━━ Dataset records ━━

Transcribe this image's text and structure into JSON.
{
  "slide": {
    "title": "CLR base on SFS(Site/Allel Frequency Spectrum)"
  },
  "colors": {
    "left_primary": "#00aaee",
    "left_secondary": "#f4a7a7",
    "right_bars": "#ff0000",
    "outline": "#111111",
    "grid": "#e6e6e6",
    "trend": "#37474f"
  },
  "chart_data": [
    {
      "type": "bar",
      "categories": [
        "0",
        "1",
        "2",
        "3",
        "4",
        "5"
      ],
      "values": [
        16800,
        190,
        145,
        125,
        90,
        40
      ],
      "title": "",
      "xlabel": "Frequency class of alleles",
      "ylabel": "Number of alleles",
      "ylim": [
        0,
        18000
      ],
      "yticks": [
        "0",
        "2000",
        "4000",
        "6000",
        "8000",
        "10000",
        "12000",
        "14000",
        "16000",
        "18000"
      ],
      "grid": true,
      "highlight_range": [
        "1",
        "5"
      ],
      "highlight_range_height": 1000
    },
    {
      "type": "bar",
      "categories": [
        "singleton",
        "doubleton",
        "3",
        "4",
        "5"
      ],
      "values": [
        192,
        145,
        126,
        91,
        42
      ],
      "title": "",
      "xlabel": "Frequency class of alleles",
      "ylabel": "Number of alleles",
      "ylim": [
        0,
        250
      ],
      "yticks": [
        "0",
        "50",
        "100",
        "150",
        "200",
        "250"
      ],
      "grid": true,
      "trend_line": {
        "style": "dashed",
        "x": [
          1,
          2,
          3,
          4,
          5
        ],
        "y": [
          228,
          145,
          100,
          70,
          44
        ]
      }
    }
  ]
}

━━━

# Exercise
Write out the whole listing again. Match it word for word.

# Response to this exercise
Transcribe this image's text and structure into JSON.
{
  "slide": {
    "title": "CLR base on SFS(Site/Allel Frequency Spectrum)"
  },
  "colors": {
    "left_primary": "#00aaee",
    "left_secondary": "#f4a7a7",
    "right_bars": "#ff0000",
    "outline": "#111111",
    "grid": "#e6e6e6",
    "trend": "#37474f"
  },
  "chart_data": [
    {
      "type": "bar",
      "categories": [
        "0",
        "1",
        "2",
        "3",
        "4",
        "5"
      ],
      "values": [
        16800,
        190,
        145,
        125,
        90,
        40
      ],
      "title": "",
      "xlabel": "Frequency class of alleles",
      "ylabel": "Number of alleles",
      "ylim": [
        0,
        18000
      ],
      "yticks": [
        "0",
        "2000",
        "4000",
        "6000",
        "8000",
        "10000",
        "12000",
        "14000",
        "16000",
        "18000"
      ],
      "grid": true,
      "highlight_range": [
        "1",
        "5"
      ],
      "highlight_range_height": 1000
    },
    {
      "type": "bar",
      "categories": [
        "singleton",
        "doubleton",
        "3",
        "4",
        "5"
      ],
      "values": [
        192,
        145,
        126,
        91,
        42
      ],
      "title": "",
      "xlabel": "Frequency class of alleles",
      "ylabel": "Number of alleles",
      "ylim": [
        0,
        250
      ],
      "yticks": [
        "0",
        "50",
        "100",
        "150",
        "200",
        "250"
      ],
      "grid": true,
      "trend_line": {
        "style": "dashed",
        "x": [
          1,
          2,
          3,
          4,
          5
        ],
        "y": [
          228,
          145,
          100,
          70,
          44
        ]
      }
    }
  ]
}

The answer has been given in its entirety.